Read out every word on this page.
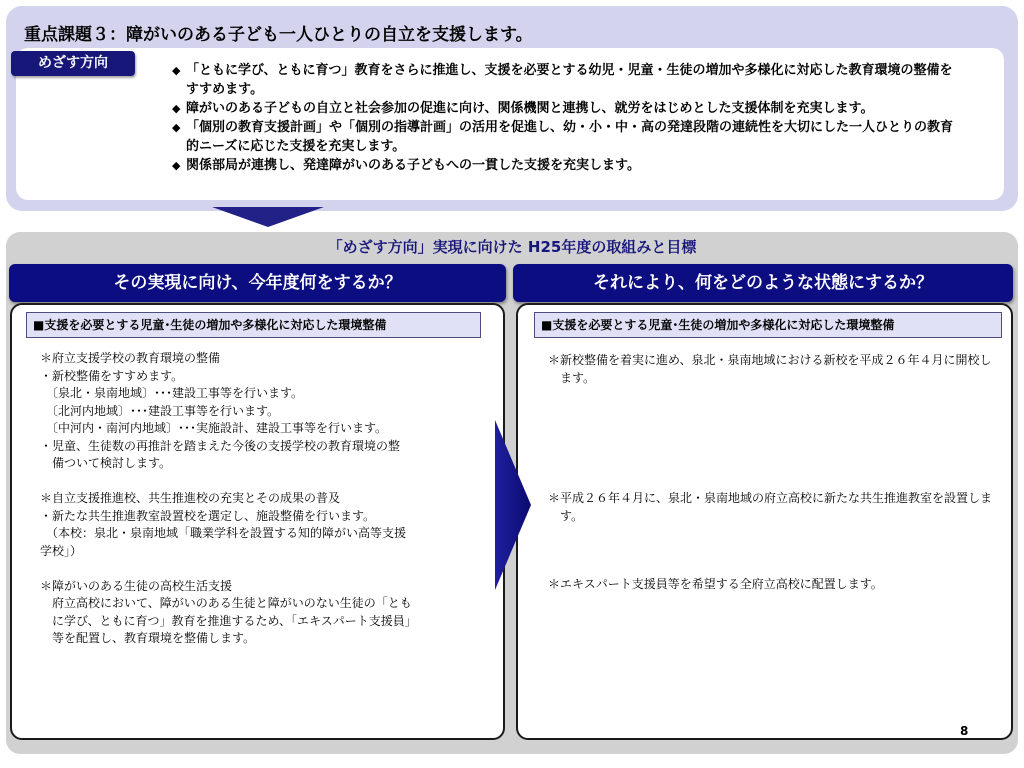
重点課題３：障がいのある子ども一人ひとりの自立を支援します。
めざす方向
◆	「ともに学び、ともに育つ」教育をさらに推進し、支援を必要とする幼児・児童・生徒の増加や多様化に対応した教育環境の整備をすすめます。
◆ 障がいのある子どもの自立と社会参加の促進に向け、関係機関と連携し、就労をはじめとした支援体制を充実します。
◆ 「個別の教育支援計画」や「個別の指導計画」の活用を促進し、幼・小・中・高の発達段階の連続性を大切にした一人ひとりの教育的ニーズに応じた支援を充実します。
◆ 関係部局が連携し、発達障がいのある子どもへの一貫した支援を充実します。
「めざす方向」実現に向けた H25年度の取組みと目標
その実現に向け、今年度何をするか？	それにより、何をどのような状態にするか？
■支援を必要とする児童･生徒の増加や多様化に対応した環境整備	■支援を必要とする児童･生徒の増加や多様化に対応した環境整備
＊府立支援学校の教育環境の整備
・新校整備をすすめます。
　〔泉北・泉南地域〕･･･建設工事等を行います。
　〔北河内地域〕･･･建設工事等を行います。
　〔中河内・南河内地域〕･･･実施設計、建設工事等を行います。
・児童、生徒数の再推計を踏まえた今後の支援学校の教育環境の整
　備ついて検討します。
＊自立支援推進校、共生推進校の充実とその成果の普及
・新たな共生推進教室設置校を選定し、施設整備を行います。
　（本校：泉北・泉南地域「職業学科を設置する知的障がい高等支援
学校」）
＊障がいのある生徒の高校生活支援
　府立高校において、障がいのある生徒と障がいのない生徒の「とも
　に学び、ともに育つ」教育を推進するため、「エキスパート支援員」
　等を配置し、教育環境を整備します。
＊新校整備を着実に進め、泉北・泉南地域における新校を平成２６年４月に開校します。
＊平成２６年４月に、泉北・泉南地域の府立高校に新たな共生推進教室を設置します。
＊エキスパート支援員等を希望する全府立高校に配置します。
8
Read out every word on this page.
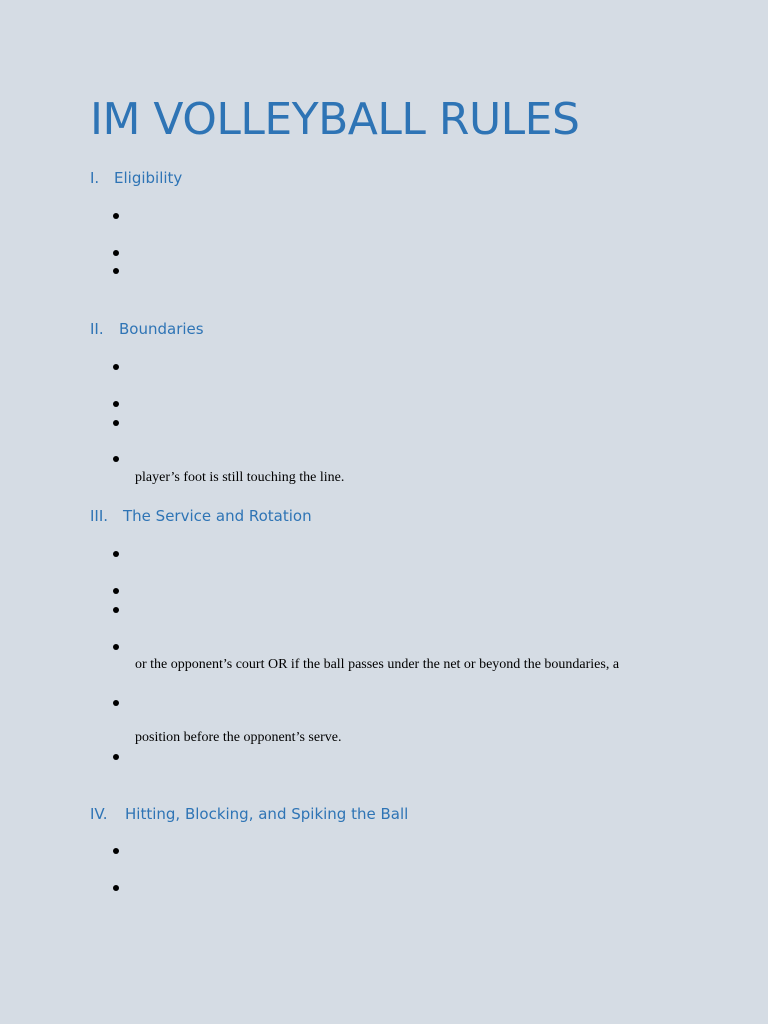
IM VOLLEYBALL RULES
I. Eligibility
II. Boundaries

player’s foot is still touching the line.

III. The Service and Rotation

or the opponent’s court OR if the ball passes under the net or beyond the boundaries, a

position before the opponent’s serve.

IV. Hitting, Blocking, and Spiking the Ball
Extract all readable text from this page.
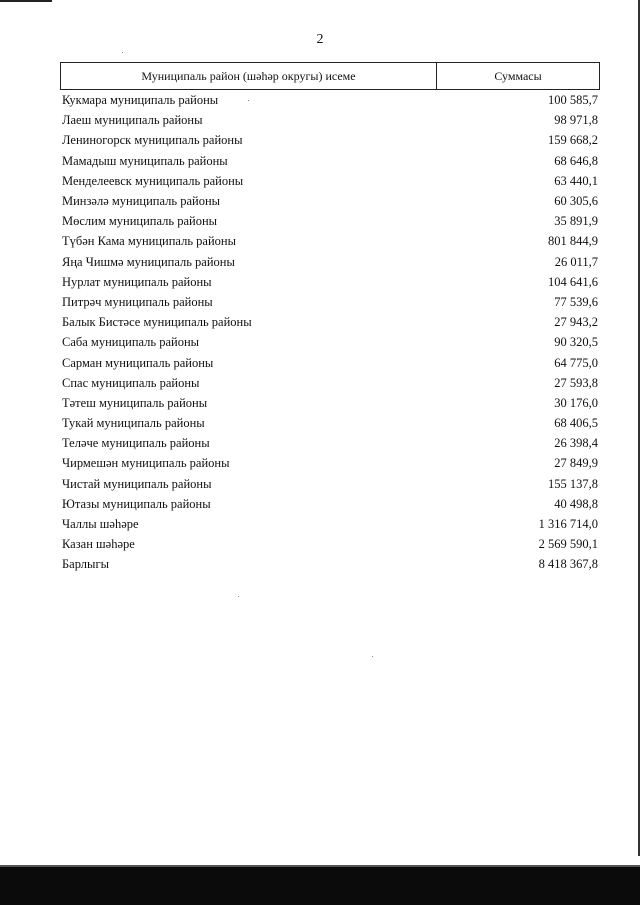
2
Муниципаль район (шәһәр округы) исеме	Суммасы
Кукмара муниципаль районы	100 585,7
Лаеш муниципаль районы	98 971,8
Лениногорск муниципаль районы	159 668,2
Мамадыш муниципаль районы	68 646,8
Менделеевск муниципаль районы	63 440,1
Минзәлә муниципаль районы	60 305,6
Мөслим муниципаль районы	35 891,9
Түбән Кама муниципаль районы	801 844,9
Яңа Чишмә муниципаль районы	26 011,7
Нурлат муниципаль районы	104 641,6
Питрәч муниципаль районы	77 539,6
Балык Бистәсе муниципаль районы	27 943,2
Саба муниципаль районы	90 320,5
Сарман муниципаль районы	64 775,0
Спас муниципаль районы	27 593,8
Тәтеш муниципаль районы	30 176,0
Тукай муниципаль районы	68 406,5
Теләче муниципаль районы	26 398,4
Чирмешән муниципаль районы	27 849,9
Чистай муниципаль районы	155 137,8
Ютазы муниципаль районы	40 498,8
Чаллы шәһәре	1 316 714,0
Казан шәһәре	2 569 590,1
Барлыгы	8 418 367,8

● Problem description: Starting at the line that holds "Extract all readable text from this page.", copy each line exactly through the end of the listing, both ends included. Leave the pictures out.

● Task output:
Extract all readable text from this page.
2
Муниципаль район (шәһәр округы) исеме	Суммасы
Кукмара муниципаль районы	100 585,7
Лаеш муниципаль районы	98 971,8
Лениногорск муниципаль районы	159 668,2
Мамадыш муниципаль районы	68 646,8
Менделеевск муниципаль районы	63 440,1
Минзәлә муниципаль районы	60 305,6
Мөслим муниципаль районы	35 891,9
Түбән Кама муниципаль районы	801 844,9
Яңа Чишмә муниципаль районы	26 011,7
Нурлат муниципаль районы	104 641,6
Питрәч муниципаль районы	77 539,6
Балык Бистәсе муниципаль районы	27 943,2
Саба муниципаль районы	90 320,5
Сарман муниципаль районы	64 775,0
Спас муниципаль районы	27 593,8
Тәтеш муниципаль районы	30 176,0
Тукай муниципаль районы	68 406,5
Теләче муниципаль районы	26 398,4
Чирмешән муниципаль районы	27 849,9
Чистай муниципаль районы	155 137,8
Ютазы муниципаль районы	40 498,8
Чаллы шәһәре	1 316 714,0
Казан шәһәре	2 569 590,1
Барлыгы	8 418 367,8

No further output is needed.